# Records for processing
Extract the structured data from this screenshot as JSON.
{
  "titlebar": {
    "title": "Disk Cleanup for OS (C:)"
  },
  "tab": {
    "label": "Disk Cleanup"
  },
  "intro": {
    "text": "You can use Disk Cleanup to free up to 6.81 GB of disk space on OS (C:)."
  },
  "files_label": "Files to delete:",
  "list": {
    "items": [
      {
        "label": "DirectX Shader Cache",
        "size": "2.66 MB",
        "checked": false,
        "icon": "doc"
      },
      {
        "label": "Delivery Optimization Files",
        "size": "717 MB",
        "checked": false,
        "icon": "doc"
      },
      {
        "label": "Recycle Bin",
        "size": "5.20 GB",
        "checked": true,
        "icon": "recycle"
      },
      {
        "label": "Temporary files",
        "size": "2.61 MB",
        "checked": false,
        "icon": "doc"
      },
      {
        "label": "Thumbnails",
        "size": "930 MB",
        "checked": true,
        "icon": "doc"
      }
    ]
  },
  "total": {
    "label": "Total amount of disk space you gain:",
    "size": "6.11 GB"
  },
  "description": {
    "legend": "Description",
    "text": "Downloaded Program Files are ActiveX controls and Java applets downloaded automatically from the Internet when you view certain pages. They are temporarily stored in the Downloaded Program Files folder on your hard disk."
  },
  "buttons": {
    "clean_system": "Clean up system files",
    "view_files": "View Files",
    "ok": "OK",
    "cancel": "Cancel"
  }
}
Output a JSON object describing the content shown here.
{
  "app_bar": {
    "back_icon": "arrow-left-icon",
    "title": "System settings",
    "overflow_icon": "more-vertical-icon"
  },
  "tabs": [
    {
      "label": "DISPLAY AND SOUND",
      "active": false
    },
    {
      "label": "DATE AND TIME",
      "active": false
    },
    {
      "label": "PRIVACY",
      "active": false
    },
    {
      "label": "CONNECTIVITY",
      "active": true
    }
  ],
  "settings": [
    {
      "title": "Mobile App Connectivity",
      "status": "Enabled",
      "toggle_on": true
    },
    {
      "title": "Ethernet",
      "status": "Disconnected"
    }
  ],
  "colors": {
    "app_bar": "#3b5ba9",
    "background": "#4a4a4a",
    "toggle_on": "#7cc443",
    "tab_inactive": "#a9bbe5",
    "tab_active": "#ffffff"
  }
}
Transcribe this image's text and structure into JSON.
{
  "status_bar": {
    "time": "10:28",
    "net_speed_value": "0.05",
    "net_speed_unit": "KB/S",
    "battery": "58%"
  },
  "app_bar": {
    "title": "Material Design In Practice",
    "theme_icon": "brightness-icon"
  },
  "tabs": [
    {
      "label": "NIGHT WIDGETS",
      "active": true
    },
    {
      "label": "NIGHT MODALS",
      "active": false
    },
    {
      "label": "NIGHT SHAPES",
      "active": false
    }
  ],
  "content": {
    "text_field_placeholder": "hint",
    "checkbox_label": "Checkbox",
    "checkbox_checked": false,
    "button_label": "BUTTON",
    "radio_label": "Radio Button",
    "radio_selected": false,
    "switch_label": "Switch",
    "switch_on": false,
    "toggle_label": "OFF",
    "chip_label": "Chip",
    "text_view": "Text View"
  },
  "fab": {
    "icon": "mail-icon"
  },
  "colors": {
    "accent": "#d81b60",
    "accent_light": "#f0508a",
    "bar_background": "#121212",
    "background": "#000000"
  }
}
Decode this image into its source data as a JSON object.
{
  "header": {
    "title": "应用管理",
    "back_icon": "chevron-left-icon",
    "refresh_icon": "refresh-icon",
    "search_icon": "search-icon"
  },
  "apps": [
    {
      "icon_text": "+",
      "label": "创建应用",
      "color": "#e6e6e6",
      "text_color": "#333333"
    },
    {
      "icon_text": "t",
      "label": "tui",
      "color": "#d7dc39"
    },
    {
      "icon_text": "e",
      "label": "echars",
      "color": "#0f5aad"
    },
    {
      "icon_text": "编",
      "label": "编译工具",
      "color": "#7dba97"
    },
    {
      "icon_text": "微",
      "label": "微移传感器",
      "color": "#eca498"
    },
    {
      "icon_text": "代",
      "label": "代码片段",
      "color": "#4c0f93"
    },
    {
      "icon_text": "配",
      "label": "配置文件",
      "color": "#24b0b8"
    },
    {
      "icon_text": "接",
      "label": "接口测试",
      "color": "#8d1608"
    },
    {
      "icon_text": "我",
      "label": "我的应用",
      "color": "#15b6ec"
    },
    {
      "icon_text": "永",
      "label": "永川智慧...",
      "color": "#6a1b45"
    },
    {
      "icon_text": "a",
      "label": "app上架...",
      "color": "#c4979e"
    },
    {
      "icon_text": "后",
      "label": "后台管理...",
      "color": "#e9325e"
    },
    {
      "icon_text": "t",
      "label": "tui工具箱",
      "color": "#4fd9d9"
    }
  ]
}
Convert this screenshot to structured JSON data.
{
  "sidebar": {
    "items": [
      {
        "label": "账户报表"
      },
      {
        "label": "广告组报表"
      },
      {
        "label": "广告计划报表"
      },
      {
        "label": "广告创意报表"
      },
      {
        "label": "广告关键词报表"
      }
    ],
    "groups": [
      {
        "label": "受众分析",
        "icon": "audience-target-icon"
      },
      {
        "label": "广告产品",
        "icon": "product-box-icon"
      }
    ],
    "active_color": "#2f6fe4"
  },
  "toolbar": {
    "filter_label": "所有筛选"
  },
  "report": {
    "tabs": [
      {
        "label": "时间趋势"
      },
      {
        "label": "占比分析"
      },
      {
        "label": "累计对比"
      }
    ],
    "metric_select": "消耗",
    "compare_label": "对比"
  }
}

# Problem
Repeat the records above exactly as they appear.

# Exercise response
Extract the structured data from this screenshot as JSON.
{
  "titlebar": {
    "title": "Disk Cleanup for OS (C:)"
  },
  "tab": {
    "label": "Disk Cleanup"
  },
  "intro": {
    "text": "You can use Disk Cleanup to free up to 6.81 GB of disk space on OS (C:)."
  },
  "files_label": "Files to delete:",
  "list": {
    "items": [
      {
        "label": "DirectX Shader Cache",
        "size": "2.66 MB",
        "checked": false,
        "icon": "doc"
      },
      {
        "label": "Delivery Optimization Files",
        "size": "717 MB",
        "checked": false,
        "icon": "doc"
      },
      {
        "label": "Recycle Bin",
        "size": "5.20 GB",
        "checked": true,
        "icon": "recycle"
      },
      {
        "label": "Temporary files",
        "size": "2.61 MB",
        "checked": false,
        "icon": "doc"
      },
      {
        "label": "Thumbnails",
        "size": "930 MB",
        "checked": true,
        "icon": "doc"
      }
    ]
  },
  "total": {
    "label": "Total amount of disk space you gain:",
    "size": "6.11 GB"
  },
  "description": {
    "legend": "Description",
    "text": "Downloaded Program Files are ActiveX controls and Java applets downloaded automatically from the Internet when you view certain pages. They are temporarily stored in the Downloaded Program Files folder on your hard disk."
  },
  "buttons": {
    "clean_system": "Clean up system files",
    "view_files": "View Files",
    "ok": "OK",
    "cancel": "Cancel"
  }
}
Output a JSON object describing the content shown here.
{
  "app_bar": {
    "back_icon": "arrow-left-icon",
    "title": "System settings",
    "overflow_icon": "more-vertical-icon"
  },
  "tabs": [
    {
      "label": "DISPLAY AND SOUND",
      "active": false
    },
    {
      "label": "DATE AND TIME",
      "active": false
    },
    {
      "label": "PRIVACY",
      "active": false
    },
    {
      "label": "CONNECTIVITY",
      "active": true
    }
  ],
  "settings": [
    {
      "title": "Mobile App Connectivity",
      "status": "Enabled",
      "toggle_on": true
    },
    {
      "title": "Ethernet",
      "status": "Disconnected"
    }
  ],
  "colors": {
    "app_bar": "#3b5ba9",
    "background": "#4a4a4a",
    "toggle_on": "#7cc443",
    "tab_inactive": "#a9bbe5",
    "tab_active": "#ffffff"
  }
}
Transcribe this image's text and structure into JSON.
{
  "status_bar": {
    "time": "10:28",
    "net_speed_value": "0.05",
    "net_speed_unit": "KB/S",
    "battery": "58%"
  },
  "app_bar": {
    "title": "Material Design In Practice",
    "theme_icon": "brightness-icon"
  },
  "tabs": [
    {
      "label": "NIGHT WIDGETS",
      "active": true
    },
    {
      "label": "NIGHT MODALS",
      "active": false
    },
    {
      "label": "NIGHT SHAPES",
      "active": false
    }
  ],
  "content": {
    "text_field_placeholder": "hint",
    "checkbox_label": "Checkbox",
    "checkbox_checked": false,
    "button_label": "BUTTON",
    "radio_label": "Radio Button",
    "radio_selected": false,
    "switch_label": "Switch",
    "switch_on": false,
    "toggle_label": "OFF",
    "chip_label": "Chip",
    "text_view": "Text View"
  },
  "fab": {
    "icon": "mail-icon"
  },
  "colors": {
    "accent": "#d81b60",
    "accent_light": "#f0508a",
    "bar_background": "#121212",
    "background": "#000000"
  }
}
Decode this image into its source data as a JSON object.
{
  "header": {
    "title": "应用管理",
    "back_icon": "chevron-left-icon",
    "refresh_icon": "refresh-icon",
    "search_icon": "search-icon"
  },
  "apps": [
    {
      "icon_text": "+",
      "label": "创建应用",
      "color": "#e6e6e6",
      "text_color": "#333333"
    },
    {
      "icon_text": "t",
      "label": "tui",
      "color": "#d7dc39"
    },
    {
      "icon_text": "e",
      "label": "echars",
      "color": "#0f5aad"
    },
    {
      "icon_text": "编",
      "label": "编译工具",
      "color": "#7dba97"
    },
    {
      "icon_text": "微",
      "label": "微移传感器",
      "color": "#eca498"
    },
    {
      "icon_text": "代",
      "label": "代码片段",
      "color": "#4c0f93"
    },
    {
      "icon_text": "配",
      "label": "配置文件",
      "color": "#24b0b8"
    },
    {
      "icon_text": "接",
      "label": "接口测试",
      "color": "#8d1608"
    },
    {
      "icon_text": "我",
      "label": "我的应用",
      "color": "#15b6ec"
    },
    {
      "icon_text": "永",
      "label": "永川智慧...",
      "color": "#6a1b45"
    },
    {
      "icon_text": "a",
      "label": "app上架...",
      "color": "#c4979e"
    },
    {
      "icon_text": "后",
      "label": "后台管理...",
      "color": "#e9325e"
    },
    {
      "icon_text": "t",
      "label": "tui工具箱",
      "color": "#4fd9d9"
    }
  ]
}
Convert this screenshot to structured JSON data.
{
  "sidebar": {
    "items": [
      {
        "label": "账户报表"
      },
      {
        "label": "广告组报表"
      },
      {
        "label": "广告计划报表"
      },
      {
        "label": "广告创意报表"
      },
      {
        "label": "广告关键词报表"
      }
    ],
    "groups": [
      {
        "label": "受众分析",
        "icon": "audience-target-icon"
      },
      {
        "label": "广告产品",
        "icon": "product-box-icon"
      }
    ],
    "active_color": "#2f6fe4"
  },
  "toolbar": {
    "filter_label": "所有筛选"
  },
  "report": {
    "tabs": [
      {
        "label": "时间趋势"
      },
      {
        "label": "占比分析"
      },
      {
        "label": "累计对比"
      }
    ],
    "metric_select": "消耗",
    "compare_label": "对比"
  }
}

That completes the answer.